*Stated task*.
Lay out every line of the material below as a numbered list, skipping any blank lines.

*Data section*.
###
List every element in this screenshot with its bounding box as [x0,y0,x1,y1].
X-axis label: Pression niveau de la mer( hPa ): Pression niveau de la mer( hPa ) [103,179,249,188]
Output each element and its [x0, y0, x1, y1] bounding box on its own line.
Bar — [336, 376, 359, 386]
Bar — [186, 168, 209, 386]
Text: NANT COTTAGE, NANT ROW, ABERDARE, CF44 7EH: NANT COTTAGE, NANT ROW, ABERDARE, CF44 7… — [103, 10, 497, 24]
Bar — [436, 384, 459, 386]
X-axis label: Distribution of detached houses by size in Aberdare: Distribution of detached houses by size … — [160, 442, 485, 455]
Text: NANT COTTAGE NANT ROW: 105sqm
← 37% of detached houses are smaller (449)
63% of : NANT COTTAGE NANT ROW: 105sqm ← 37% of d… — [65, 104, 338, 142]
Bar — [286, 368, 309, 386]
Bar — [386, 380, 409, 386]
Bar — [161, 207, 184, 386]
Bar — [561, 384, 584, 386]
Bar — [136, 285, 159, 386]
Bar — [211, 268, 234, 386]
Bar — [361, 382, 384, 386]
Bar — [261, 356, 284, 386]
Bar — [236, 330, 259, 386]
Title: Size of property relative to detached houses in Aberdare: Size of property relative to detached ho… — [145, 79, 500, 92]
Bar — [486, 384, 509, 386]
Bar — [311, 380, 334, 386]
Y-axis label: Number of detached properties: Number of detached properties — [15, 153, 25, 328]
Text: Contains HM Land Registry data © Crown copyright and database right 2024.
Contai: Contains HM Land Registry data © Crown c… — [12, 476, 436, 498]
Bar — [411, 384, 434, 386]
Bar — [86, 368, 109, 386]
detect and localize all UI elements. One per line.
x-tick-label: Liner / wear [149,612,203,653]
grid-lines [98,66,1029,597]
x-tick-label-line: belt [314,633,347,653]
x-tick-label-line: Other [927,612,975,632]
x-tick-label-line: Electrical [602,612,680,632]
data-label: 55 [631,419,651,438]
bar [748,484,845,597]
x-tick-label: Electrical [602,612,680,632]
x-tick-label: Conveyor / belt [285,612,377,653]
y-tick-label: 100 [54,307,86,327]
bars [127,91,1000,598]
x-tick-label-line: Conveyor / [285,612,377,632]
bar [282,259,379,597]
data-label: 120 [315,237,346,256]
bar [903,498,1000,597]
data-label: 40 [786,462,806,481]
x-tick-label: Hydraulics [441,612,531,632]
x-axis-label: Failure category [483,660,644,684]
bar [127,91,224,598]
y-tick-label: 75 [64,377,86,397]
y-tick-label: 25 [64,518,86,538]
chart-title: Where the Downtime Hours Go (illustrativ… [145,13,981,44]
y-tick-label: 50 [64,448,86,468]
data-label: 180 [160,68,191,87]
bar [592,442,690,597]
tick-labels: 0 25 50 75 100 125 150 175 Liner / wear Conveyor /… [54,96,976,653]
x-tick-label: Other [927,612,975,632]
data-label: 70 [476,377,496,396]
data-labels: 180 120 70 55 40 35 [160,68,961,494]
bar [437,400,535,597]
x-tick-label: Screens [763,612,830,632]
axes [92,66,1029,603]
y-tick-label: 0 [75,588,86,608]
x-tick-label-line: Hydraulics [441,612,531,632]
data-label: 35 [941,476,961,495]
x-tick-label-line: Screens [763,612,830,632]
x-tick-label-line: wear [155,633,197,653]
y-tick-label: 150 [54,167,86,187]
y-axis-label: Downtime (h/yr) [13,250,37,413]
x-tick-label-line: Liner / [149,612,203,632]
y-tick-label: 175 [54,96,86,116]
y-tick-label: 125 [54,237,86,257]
###
*Response for this exercise*.
1. List every element in this screenshot with its bounding box as [x0,y0,x1,y1].
2. X-axis label: Pression niveau de la mer( hPa ): Pression niveau de la mer( hPa ) [103,179,249,188]
3. Output each element and its [x0, y0, x1, y1] bounding box on its own line.
4. Bar — [336, 376, 359, 386]
5. Bar — [186, 168, 209, 386]
6. Text: NANT COTTAGE, NANT ROW, ABERDARE, CF44 7EH: NANT COTTAGE, NANT ROW, ABERDARE, CF44 7… — [103, 10, 497, 24]
7. Bar — [436, 384, 459, 386]
8. X-axis label: Distribution of detached houses by size in Aberdare: Distribution of detached houses by size … — [160, 442, 485, 455]
9. Text: NANT COTTAGE NANT ROW: 105sqm
10. ← 37% of detached houses are smaller (449)
11. 63% of : NANT COTTAGE NANT ROW: 105sqm ← 37% of d… — [65, 104, 338, 142]
12. Bar — [286, 368, 309, 386]
13. Bar — [386, 380, 409, 386]
14. Bar — [161, 207, 184, 386]
15. Bar — [561, 384, 584, 386]
16. Bar — [136, 285, 159, 386]
17. Bar — [211, 268, 234, 386]
18. Bar — [361, 382, 384, 386]
19. Bar — [261, 356, 284, 386]
20. Bar — [236, 330, 259, 386]
21. Title: Size of property relative to detached houses in Aberdare: Size of property relative to detached ho… — [145, 79, 500, 92]
22. Bar — [486, 384, 509, 386]
23. Bar — [311, 380, 334, 386]
24. Y-axis label: Number of detached properties: Number of detached properties — [15, 153, 25, 328]
25. Text: Contains HM Land Registry data © Crown copyright and database right 2024.
26. Contai: Contains HM Land Registry data © Crown c… — [12, 476, 436, 498]
27. Bar — [411, 384, 434, 386]
28. Bar — [86, 368, 109, 386]
29. detect and localize all UI elements. One per line.
30. x-tick-label: Liner / wear [149,612,203,653]
31. grid-lines [98,66,1029,597]
32. x-tick-label-line: belt [314,633,347,653]
33. x-tick-label-line: Other [927,612,975,632]
34. x-tick-label-line: Electrical [602,612,680,632]
35. data-label: 55 [631,419,651,438]
36. bar [748,484,845,597]
37. x-tick-label: Electrical [602,612,680,632]
38. x-tick-label: Conveyor / belt [285,612,377,653]
39. y-tick-label: 100 [54,307,86,327]
40. bars [127,91,1000,598]
41. x-tick-label-line: Conveyor / [285,612,377,632]
42. bar [282,259,379,597]
43. data-label: 120 [315,237,346,256]
44. bar [903,498,1000,597]
45. data-label: 40 [786,462,806,481]
46. x-tick-label: Hydraulics [441,612,531,632]
47. x-axis-label: Failure category [483,660,644,684]
48. bar [127,91,224,598]
49. y-tick-label: 75 [64,377,86,397]
50. y-tick-label: 25 [64,518,86,538]
51. chart-title: Where the Downtime Hours Go (illustrativ… [145,13,981,44]
52. y-tick-label: 50 [64,448,86,468]
53. data-label: 180 [160,68,191,87]
54. bar [592,442,690,597]
55. tick-labels: 0 25 50 75 100 125 150 175 Liner / wear Conveyor /… [54,96,976,653]
56. x-tick-label: Other [927,612,975,632]
57. data-label: 70 [476,377,496,396]
58. data-labels: 180 120 70 55 40 35 [160,68,961,494]
59. bar [437,400,535,597]
60. x-tick-label: Screens [763,612,830,632]
61. axes [92,66,1029,603]
62. y-tick-label: 0 [75,588,86,608]
63. x-tick-label-line: Hydraulics [441,612,531,632]
64. data-label: 35 [941,476,961,495]
65. x-tick-label-line: Screens [763,612,830,632]
66. x-tick-label-line: wear [155,633,197,653]
67. y-tick-label: 150 [54,167,86,187]
68. y-axis-label: Downtime (h/yr) [13,250,37,413]
69. x-tick-label-line: Liner / [149,612,203,632]
70. y-tick-label: 175 [54,96,86,116]
71. y-tick-label: 125 [54,237,86,257]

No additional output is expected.